# Written instruction
Check each line of the listing below for the word "Land" and say how many lines have it. Nothing else should be written.

# Records for this exercise
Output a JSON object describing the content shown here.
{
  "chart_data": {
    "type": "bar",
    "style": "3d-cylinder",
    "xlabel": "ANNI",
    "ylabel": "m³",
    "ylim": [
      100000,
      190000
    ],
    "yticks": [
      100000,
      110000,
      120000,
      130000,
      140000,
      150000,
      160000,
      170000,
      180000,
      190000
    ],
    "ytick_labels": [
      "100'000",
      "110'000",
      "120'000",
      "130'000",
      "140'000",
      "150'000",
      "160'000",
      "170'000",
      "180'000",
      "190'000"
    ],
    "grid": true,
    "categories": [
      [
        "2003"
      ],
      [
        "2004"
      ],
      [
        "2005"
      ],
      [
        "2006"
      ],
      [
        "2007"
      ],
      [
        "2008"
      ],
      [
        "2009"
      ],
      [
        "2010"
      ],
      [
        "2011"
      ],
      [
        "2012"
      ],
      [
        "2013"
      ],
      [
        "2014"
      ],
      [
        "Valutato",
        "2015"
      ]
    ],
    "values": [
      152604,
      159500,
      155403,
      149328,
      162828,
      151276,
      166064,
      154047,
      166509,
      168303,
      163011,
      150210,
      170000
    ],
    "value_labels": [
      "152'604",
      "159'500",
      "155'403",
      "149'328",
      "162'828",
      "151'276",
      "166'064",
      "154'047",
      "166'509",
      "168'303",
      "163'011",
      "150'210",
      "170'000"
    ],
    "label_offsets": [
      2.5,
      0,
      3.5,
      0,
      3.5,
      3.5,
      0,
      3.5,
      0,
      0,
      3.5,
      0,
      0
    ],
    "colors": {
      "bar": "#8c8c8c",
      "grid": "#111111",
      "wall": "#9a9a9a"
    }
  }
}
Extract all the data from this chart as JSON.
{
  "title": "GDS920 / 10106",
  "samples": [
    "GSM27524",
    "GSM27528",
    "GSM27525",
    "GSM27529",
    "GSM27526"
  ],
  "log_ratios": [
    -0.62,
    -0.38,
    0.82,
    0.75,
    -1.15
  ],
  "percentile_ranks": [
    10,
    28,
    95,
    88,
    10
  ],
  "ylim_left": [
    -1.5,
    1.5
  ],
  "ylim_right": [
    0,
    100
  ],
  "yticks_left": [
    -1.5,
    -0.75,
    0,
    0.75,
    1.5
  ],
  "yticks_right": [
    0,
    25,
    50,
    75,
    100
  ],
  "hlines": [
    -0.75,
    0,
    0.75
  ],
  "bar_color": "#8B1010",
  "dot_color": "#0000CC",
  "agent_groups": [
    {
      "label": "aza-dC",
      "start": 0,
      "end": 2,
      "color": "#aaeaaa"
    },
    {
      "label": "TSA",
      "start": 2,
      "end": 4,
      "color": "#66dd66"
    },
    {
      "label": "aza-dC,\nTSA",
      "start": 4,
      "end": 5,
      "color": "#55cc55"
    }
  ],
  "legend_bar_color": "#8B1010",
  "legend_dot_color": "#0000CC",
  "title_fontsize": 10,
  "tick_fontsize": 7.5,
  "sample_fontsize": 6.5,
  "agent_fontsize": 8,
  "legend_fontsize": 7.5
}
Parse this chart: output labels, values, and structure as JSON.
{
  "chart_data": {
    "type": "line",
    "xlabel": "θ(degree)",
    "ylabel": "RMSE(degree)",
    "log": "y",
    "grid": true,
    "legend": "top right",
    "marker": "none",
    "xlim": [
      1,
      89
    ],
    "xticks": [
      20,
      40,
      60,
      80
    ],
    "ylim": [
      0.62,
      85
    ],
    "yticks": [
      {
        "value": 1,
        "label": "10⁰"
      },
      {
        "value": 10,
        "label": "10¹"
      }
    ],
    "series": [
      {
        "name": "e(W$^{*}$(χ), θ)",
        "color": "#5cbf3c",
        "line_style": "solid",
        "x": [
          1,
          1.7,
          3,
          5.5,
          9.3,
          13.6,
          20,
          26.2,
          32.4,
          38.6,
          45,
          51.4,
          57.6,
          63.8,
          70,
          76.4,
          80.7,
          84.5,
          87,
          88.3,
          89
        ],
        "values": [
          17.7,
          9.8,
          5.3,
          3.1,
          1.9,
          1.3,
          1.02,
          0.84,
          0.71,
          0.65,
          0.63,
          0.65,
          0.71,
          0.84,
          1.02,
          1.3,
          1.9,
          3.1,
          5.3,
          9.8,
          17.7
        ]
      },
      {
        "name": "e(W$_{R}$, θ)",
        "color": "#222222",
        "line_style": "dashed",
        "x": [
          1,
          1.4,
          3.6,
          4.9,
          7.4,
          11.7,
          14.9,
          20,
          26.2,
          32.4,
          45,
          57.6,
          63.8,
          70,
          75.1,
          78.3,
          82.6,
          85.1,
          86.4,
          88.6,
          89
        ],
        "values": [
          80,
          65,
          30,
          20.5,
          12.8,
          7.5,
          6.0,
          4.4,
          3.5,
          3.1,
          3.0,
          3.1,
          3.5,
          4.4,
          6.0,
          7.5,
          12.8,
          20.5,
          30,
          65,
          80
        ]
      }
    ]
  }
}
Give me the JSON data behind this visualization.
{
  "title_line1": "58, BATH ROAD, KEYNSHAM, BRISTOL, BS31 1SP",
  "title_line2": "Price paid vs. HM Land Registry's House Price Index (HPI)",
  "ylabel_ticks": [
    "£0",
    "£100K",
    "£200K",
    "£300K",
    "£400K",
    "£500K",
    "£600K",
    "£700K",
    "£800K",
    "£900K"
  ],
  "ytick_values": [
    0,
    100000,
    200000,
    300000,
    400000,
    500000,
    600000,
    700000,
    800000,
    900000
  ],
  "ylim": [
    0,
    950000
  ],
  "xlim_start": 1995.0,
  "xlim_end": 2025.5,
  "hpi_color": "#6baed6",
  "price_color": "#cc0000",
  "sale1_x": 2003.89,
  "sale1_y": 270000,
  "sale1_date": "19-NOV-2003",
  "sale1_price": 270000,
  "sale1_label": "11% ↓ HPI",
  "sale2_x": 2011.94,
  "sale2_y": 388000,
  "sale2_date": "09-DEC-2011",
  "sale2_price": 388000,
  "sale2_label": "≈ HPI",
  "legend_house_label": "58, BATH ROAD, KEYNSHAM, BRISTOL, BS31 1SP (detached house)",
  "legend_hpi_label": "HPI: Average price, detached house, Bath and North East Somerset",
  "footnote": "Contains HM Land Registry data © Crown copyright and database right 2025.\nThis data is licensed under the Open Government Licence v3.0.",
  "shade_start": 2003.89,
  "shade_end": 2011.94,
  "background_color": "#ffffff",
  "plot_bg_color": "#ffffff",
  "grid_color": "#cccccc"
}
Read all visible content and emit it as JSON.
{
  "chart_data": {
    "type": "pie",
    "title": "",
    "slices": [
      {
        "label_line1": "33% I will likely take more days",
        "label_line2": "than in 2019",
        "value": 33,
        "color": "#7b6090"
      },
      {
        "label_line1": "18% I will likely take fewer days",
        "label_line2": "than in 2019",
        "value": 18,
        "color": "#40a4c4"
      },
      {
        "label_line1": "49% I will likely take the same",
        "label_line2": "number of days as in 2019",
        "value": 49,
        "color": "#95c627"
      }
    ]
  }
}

# Expected answer
2